TEKS SUMBER:
/---
Wartain.com || Kegiatan lari bertajuk Osteorun 7,5K 2025 di Kota Sukabumi pada Minggu (5/10/2025) berakhir ricuh. Sejumlah peserta meluapkan kekecewaan mereka di area finish Balai Kota Sukabumi setelah mengetahui bahwa medali yang dijanjikan panitia tidak tersedia.
Dalam video yang beredar di media sosial, tampak sejumlah peserta naik ke podium bahkan masuk ke area Balai Kota untuk meminta penjelasan langsung dari panitia. Suasana sempat memanas karena peserta merasa hak mereka tidak dipenuhi.
Salah seorang peserta, Abam (16), warga Kecamatan Cikole, mengatakan sejak awal lomba berlangsung cukup lancar. Namun di tengah rute, situasi mulai kacau karena minimnya petugas pengarah di jalur perlombaan.
“Awalnya sih aman. Tapi pas di pertengahan banyak yang salah jalan karena gak ada yang ngarahin,” ujarnya saat ditemui di depan Balai Kota Sukabumi.
Ia juga menyoroti kurangnya fasilitas pendukung selama acara. Dari rute sepanjang 7,5 kilometer, hanya terdapat dua water station, dan peserta baru mendapatkan minuman ringan setelah mencapai garis akhir.
“Seharusnya ada refreshment sesuai yang dijanjikan. Tapi nyatanya cuma dikasih air mineral dan susu pas udah finish,” keluhnya.
Abam mengaku kecewa dengan penyelenggaraan kegiatan ini. Selain tidak mendapat medali, ia menilai kekisruhan di akhir acara mencoreng semangat olahraga yang seharusnya menjadi tujuan utama.
\---
PERMINTAAN TERTULIS 1: Salin kata demi kata bagian catatan dari baris yang memuat "chevron-right-icon xyxy=(444,556,463,575)" sampai dengan baris yang memuat "tab-profile[interactable]: Profile xyxy=(379,825,505,900)", termasuk kedua baris tersebut.
Teks di atas tidak ada hubungannya dengan catatan yang menyusul.

Baris data:
/---
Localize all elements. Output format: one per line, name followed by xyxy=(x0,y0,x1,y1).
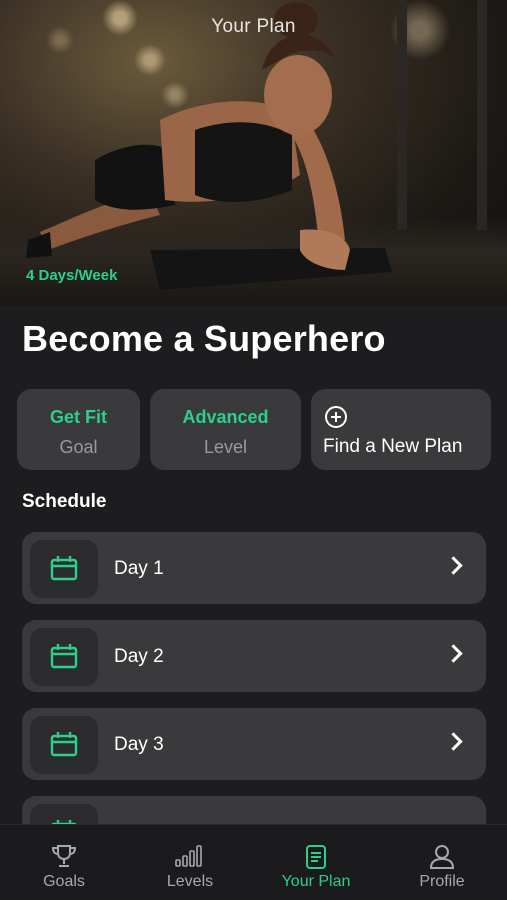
chevron-right-icon xyxy=(444,556,463,575)
day-label: Day 2 xyxy=(114,646,164,667)
tab-goals[interactable]: Goals xyxy=(1,825,127,900)
tab-your-plan-label: Your Plan xyxy=(281,873,351,890)
hero-image: Your Plan 4 Days/Week xyxy=(0,0,507,306)
schedule-day-row[interactable]: Day 2 xyxy=(22,620,486,692)
frequency-badge: 4 Days/Week xyxy=(26,267,118,284)
level-label: Level xyxy=(203,437,248,457)
trophy-icon xyxy=(51,845,77,867)
goal-value: Get Fit xyxy=(50,407,107,427)
calendar-icon xyxy=(50,556,78,581)
tab-levels-label: Levels xyxy=(166,873,214,890)
athlete-planking-illustration xyxy=(26,2,392,290)
person-icon xyxy=(429,845,455,869)
calendar-icon xyxy=(50,644,78,669)
find-new-plan-label: Find a New Plan xyxy=(323,436,463,457)
calendar-icon-box xyxy=(30,628,98,686)
find-new-plan-button[interactable]: Find a New Plan xyxy=(311,389,491,470)
tab-bar: Goals Levels Your Plan Profile xyxy=(0,824,507,900)
calendar-icon xyxy=(50,732,78,757)
calendar-icon-box xyxy=(30,716,98,774)
chevron-right-icon xyxy=(444,644,463,663)
tab-profile[interactable]: Profile xyxy=(379,825,505,900)
schedule-day-row[interactable]: Day 1 xyxy=(22,532,486,604)
screen-title: Your Plan xyxy=(211,16,296,37)
tab-your-plan[interactable]: Your Plan xyxy=(253,825,379,900)
schedule-day-row[interactable] xyxy=(22,796,486,824)
goal-card: Get Fit Goal xyxy=(17,389,140,470)
calendar-icon-box xyxy=(30,540,98,598)
chevron-right-icon xyxy=(444,732,463,751)
plus-circle-icon xyxy=(325,406,347,428)
schedule-heading: Schedule xyxy=(22,491,107,512)
schedule-list[interactable]: Day 1 Day 2 Day 3 xyxy=(22,532,486,824)
day-label: Day 3 xyxy=(114,734,164,755)
goal-label: Goal xyxy=(59,437,98,457)
level-card: Advanced Level xyxy=(150,389,301,470)
day-label: Day 1 xyxy=(114,558,164,579)
document-icon xyxy=(306,845,326,869)
plan-title: Become a Superhero xyxy=(22,318,386,359)
level-value: Advanced xyxy=(182,407,269,427)
calendar-icon-box xyxy=(30,804,98,824)
schedule-day-row[interactable]: Day 3 xyxy=(22,708,486,780)
tab-profile-label: Profile xyxy=(419,873,465,890)
bar-chart-icon xyxy=(175,845,202,867)
tab-goals-label: Goals xyxy=(43,873,85,890)
tab-levels[interactable]: Levels xyxy=(127,825,253,900)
\---
PERMINTAAN TERTULIS 2: Tulis kelanjutan berita tentang lomba lari Osteorun 7,5K di Kota Sukabumi, dimulai sesudah kalimat terakhirnya.

KELUARAN YANG DIHARAPKAN 1:
chevron-right-icon xyxy=(444,556,463,575)
day-label: Day 2 xyxy=(114,646,164,667)
tab-goals[interactable]: Goals xyxy=(1,825,127,900)
tab-your-plan-label: Your Plan xyxy=(281,873,351,890)
hero-image: Your Plan 4 Days/Week xyxy=(0,0,507,306)
schedule-day-row[interactable]: Day 2 xyxy=(22,620,486,692)
frequency-badge: 4 Days/Week xyxy=(26,267,118,284)
level-label: Level xyxy=(203,437,248,457)
trophy-icon xyxy=(51,845,77,867)
goal-value: Get Fit xyxy=(50,407,107,427)
calendar-icon xyxy=(50,556,78,581)
tab-levels-label: Levels xyxy=(166,873,214,890)
athlete-planking-illustration xyxy=(26,2,392,290)
person-icon xyxy=(429,845,455,869)
calendar-icon xyxy=(50,644,78,669)
find-new-plan-label: Find a New Plan xyxy=(323,436,463,457)
calendar-icon-box xyxy=(30,628,98,686)
find-new-plan-button[interactable]: Find a New Plan xyxy=(311,389,491,470)
tab-bar: Goals Levels Your Plan Profile xyxy=(0,824,507,900)
calendar-icon xyxy=(50,732,78,757)
calendar-icon-box xyxy=(30,716,98,774)
chevron-right-icon xyxy=(444,644,463,663)
tab-profile[interactable]: Profile xyxy=(379,825,505,900)

KELUARAN YANG DIHARAPKAN 2:
“Saya sering ikut fun run, tapi baru kali ini sampai ricuh begini. Kecewa sih, harusnya bisa lebih tertib,” tambahnya.
Sementara itu, salah satu pacer yang terlibat dalam kegiatan tersebut mengungkapkan bahwa kekacauan terjadi akibat lemahnya koordinasi antara panitia internal dan eksternal.
“Tidak ada marshal dan sweeper di jalur lari, padahal itu penting untuk keamanan peserta,” ungkapnya.
Ia juga menyebut, dua peserta dilaporkan kelelahan dan harus dibawa ke rumah sakit untuk mendapatkan penanganan medis.
“Benar, ada dua peserta yang dievakuasi ke IGD. Kami sempat ke rumah sakit juga untuk memastikan kondisinya,” katanya.
Menurutnya, banyak pihak yang akhirnya dirugikan, termasuk panitia lapangan. Dengan biaya pendaftaran mencapai Rp165 ribu untuk umum dan Rp65 ribu bagi pelajar, peserta tentu memiliki ekspektasi terhadap profesionalisme penyelenggara.
“Bukan hanya peserta, kami juga jadi korban karena koordinasi panitia utama sangat buruk. Semoga kejadian ini jadi pelajaran agar ke depan semua pihak lebih disiplin dan saling bekerja sama,” tuturnya.
Acara yang diikuti sekitar 498 peserta dari Sukabumi, Bandung, Jakarta, dan daerah lainnya itu kini menjadi sorotan warganet. Banyak yang menyesalkan kurangnya kesiapan panitia dalam menggelar event berskala cukup besar tersebut.***(RAF)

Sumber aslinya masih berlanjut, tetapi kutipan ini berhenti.